Document passage —
* * * * * * *
From c038aef8efd14c74a98a2928a9afc22ff49c4d6a Mon Sep 17 00:00:00 2001
From: Fabrice Brito <fabrice.brito@terradue.com>
Date: Fri, 13 Dec 2024 12:06:12 +0100
Subject: [PATCH] CI permissions

---
 .github/workflows/package.yaml | 11 +++++------
 1 file changed, 5 insertions(+), 6 deletions(-)

diff --git a/.github/workflows/package.yaml b/.github/workflows/package.yaml
index 073ca15..6b825e2 100644
--- a/.github/workflows/package.yaml
+++ b/.github/workflows/package.yaml
@@ -5,7 +5,10 @@ on:
     types: [created]
 
 permissions:
+  id-token: write # IMPORTANT: this permission is mandatory for trusted publishing
   contents: read
+  packages: write
+  attestations: write
 
 jobs:
   deploy:
@@ -13,12 +16,7 @@ jobs:
     runs-on: ubuntu-latest
 
     environment: release
-    permissions:
-      id-token: write # IMPORTANT: this permission is mandatory for trusted publishing
-      contents: read
-      packages: write
-      attestations: write
-      
+     
     steps:
     - uses: actions/checkout@v4
     - name: Set up Python
@@ -46,6 +44,7 @@ jobs:
       with:
         skip-existing: true
         repository-url: https://upload.pypi.org/legacy/
+  
   container-build:
     runs-on: ubuntu-latest
     steps:
* * * * * * *
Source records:

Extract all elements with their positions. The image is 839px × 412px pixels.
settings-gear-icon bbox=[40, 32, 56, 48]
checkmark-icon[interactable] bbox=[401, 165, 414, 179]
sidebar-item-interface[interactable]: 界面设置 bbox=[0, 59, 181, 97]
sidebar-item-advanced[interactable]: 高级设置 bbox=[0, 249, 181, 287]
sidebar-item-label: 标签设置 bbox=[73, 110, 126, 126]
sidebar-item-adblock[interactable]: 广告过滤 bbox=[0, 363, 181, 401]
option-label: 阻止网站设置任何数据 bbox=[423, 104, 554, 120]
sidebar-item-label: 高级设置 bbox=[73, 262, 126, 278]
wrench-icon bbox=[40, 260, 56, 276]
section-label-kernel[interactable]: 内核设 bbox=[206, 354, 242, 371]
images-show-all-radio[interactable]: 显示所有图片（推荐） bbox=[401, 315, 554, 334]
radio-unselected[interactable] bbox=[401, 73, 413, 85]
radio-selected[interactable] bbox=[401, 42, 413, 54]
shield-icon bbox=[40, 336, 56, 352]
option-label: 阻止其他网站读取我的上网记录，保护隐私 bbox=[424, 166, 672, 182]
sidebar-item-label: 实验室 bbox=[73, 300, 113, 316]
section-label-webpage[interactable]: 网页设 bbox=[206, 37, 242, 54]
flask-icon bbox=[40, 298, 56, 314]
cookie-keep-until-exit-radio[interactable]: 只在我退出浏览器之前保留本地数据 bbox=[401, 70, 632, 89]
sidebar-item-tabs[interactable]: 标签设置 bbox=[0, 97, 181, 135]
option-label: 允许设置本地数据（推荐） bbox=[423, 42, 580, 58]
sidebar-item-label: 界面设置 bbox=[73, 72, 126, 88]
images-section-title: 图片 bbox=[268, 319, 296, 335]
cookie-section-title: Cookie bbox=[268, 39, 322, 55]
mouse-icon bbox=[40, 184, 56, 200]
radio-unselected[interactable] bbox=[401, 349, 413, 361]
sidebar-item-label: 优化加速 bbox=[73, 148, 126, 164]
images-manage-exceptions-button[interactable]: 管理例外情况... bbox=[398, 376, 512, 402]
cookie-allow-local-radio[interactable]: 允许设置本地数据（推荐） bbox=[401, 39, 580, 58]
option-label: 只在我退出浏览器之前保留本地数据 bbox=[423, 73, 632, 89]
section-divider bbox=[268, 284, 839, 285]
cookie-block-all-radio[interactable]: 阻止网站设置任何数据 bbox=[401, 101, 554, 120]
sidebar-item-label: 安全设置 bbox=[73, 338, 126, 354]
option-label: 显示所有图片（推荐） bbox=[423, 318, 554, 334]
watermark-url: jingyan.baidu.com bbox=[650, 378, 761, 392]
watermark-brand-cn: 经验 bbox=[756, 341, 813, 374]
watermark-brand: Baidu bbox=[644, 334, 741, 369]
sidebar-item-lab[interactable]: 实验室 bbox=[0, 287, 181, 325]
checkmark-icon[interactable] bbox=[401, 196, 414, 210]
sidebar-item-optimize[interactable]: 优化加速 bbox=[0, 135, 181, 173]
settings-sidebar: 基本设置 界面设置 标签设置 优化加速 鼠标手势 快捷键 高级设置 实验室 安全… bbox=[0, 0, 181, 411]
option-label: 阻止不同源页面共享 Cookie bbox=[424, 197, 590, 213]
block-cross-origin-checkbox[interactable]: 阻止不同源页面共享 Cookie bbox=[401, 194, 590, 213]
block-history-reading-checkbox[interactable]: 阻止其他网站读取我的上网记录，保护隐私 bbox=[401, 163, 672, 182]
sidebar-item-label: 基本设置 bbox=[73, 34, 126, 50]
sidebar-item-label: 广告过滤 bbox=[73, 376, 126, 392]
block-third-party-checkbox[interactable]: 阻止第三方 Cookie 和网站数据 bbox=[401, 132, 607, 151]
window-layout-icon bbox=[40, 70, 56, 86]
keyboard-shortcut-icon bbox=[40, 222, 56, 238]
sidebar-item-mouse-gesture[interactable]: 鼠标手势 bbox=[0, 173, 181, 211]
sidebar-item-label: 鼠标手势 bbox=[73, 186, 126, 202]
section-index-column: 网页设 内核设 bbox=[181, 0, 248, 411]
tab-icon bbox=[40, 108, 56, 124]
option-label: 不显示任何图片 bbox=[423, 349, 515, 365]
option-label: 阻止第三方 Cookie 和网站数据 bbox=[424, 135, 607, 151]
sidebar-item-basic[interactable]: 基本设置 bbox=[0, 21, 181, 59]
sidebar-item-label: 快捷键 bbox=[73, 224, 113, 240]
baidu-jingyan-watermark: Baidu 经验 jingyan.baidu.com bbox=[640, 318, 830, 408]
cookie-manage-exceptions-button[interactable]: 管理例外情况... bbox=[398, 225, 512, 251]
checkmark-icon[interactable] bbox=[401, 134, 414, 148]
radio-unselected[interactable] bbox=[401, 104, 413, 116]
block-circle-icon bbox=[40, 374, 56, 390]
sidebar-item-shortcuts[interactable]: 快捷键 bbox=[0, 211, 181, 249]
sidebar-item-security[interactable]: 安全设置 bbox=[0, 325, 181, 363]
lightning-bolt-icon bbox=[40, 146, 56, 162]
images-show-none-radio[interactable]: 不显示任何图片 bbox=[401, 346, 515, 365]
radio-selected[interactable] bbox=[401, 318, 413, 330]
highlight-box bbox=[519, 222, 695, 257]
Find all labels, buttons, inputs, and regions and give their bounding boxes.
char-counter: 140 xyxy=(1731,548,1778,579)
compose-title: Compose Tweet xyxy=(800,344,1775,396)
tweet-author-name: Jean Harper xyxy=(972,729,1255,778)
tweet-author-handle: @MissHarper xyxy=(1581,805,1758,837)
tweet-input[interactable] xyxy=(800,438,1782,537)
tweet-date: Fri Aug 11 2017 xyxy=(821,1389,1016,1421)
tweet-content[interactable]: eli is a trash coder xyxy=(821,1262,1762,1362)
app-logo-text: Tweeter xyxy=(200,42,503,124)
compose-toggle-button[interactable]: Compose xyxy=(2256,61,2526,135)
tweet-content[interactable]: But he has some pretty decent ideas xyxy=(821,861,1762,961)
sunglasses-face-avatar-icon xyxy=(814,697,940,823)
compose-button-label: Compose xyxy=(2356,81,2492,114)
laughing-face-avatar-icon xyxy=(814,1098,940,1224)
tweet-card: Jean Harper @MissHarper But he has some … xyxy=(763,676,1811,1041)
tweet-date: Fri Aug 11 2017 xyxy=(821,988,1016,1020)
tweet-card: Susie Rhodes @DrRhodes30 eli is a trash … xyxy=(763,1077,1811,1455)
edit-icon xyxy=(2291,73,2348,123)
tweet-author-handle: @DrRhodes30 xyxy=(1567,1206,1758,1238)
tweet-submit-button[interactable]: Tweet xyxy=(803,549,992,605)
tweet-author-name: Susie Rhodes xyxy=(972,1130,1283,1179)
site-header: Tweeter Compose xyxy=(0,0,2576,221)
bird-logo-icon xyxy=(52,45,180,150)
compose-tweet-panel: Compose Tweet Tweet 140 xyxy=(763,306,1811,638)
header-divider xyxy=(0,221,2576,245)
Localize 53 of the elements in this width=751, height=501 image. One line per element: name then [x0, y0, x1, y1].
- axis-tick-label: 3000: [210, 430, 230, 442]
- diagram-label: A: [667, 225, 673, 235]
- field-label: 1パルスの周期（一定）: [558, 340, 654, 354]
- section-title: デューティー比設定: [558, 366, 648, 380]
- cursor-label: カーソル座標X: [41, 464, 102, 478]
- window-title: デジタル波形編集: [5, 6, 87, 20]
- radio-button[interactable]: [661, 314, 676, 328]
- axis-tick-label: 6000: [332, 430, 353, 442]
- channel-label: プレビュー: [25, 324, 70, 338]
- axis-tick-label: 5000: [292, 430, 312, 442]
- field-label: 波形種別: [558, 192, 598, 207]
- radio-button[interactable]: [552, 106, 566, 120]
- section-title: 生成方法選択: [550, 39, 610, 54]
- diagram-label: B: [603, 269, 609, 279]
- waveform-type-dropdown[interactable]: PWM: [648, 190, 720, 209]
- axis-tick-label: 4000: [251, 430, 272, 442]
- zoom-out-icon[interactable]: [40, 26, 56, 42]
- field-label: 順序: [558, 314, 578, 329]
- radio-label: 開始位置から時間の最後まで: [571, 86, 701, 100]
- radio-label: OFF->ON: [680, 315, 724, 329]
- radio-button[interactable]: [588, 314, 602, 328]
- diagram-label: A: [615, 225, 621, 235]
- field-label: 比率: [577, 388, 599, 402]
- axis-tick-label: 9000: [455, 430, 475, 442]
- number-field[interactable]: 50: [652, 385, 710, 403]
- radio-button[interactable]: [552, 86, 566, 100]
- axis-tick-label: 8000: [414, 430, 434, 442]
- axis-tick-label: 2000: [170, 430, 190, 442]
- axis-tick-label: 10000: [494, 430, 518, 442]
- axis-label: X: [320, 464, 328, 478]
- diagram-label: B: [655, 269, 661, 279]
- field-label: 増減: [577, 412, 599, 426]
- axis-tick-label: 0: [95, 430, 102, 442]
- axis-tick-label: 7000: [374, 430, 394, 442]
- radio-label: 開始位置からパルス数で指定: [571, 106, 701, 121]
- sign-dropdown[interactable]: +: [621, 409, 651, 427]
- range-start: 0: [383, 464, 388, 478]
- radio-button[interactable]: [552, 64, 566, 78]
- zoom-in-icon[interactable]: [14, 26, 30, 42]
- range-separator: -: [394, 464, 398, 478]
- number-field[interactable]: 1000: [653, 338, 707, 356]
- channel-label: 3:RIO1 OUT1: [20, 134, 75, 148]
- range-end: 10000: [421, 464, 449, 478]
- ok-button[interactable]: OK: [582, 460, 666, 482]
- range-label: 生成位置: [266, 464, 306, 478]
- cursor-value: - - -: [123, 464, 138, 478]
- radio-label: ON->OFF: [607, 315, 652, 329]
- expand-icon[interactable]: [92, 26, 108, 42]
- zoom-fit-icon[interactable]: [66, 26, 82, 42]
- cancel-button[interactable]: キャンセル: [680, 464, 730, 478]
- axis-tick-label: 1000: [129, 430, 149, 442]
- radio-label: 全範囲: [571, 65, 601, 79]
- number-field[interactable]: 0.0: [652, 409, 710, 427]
* * * * * * *
Tasks to complete —
A - Summarize the CI permissions patch in two sentences.
B - Answer these questions about the CI permissions patch, one answer per line.
(i) Which file does the patch change?
(ii) Which environment does the deploy job use?
(iii) What value is given for skip-existing?
C - Reproduce the part of the CI permissions patch from "From c038aef8efd14c74a98a2928a9afc22ff49c4d6a Mon" up to and including "insertions(+), 6 deletions(-)".

Activity answers —
A - The patch by Fabrice Brito, dated December 13, 2024, changes .github/workflows/package.yaml with 5 insertions and 6 deletions. It adds the id-token, packages and attestations write permissions to the top-level permissions block and removes the permissions block from the deploy job.

B -
(i) .github/workflows/package.yaml
(ii) release
(iii) true

C -
From c038aef8efd14c74a98a2928a9afc22ff49c4d6a Mon Sep 17 00:00:00 2001
From: Fabrice Brito <fabrice.brito@terradue.com>
Date: Fri, 13 Dec 2024 12:06:12 +0100
Subject: [PATCH] CI permissions

---
 .github/workflows/package.yaml | 11 +++++------
 1 file changed, 5 insertions(+), 6 deletions(-)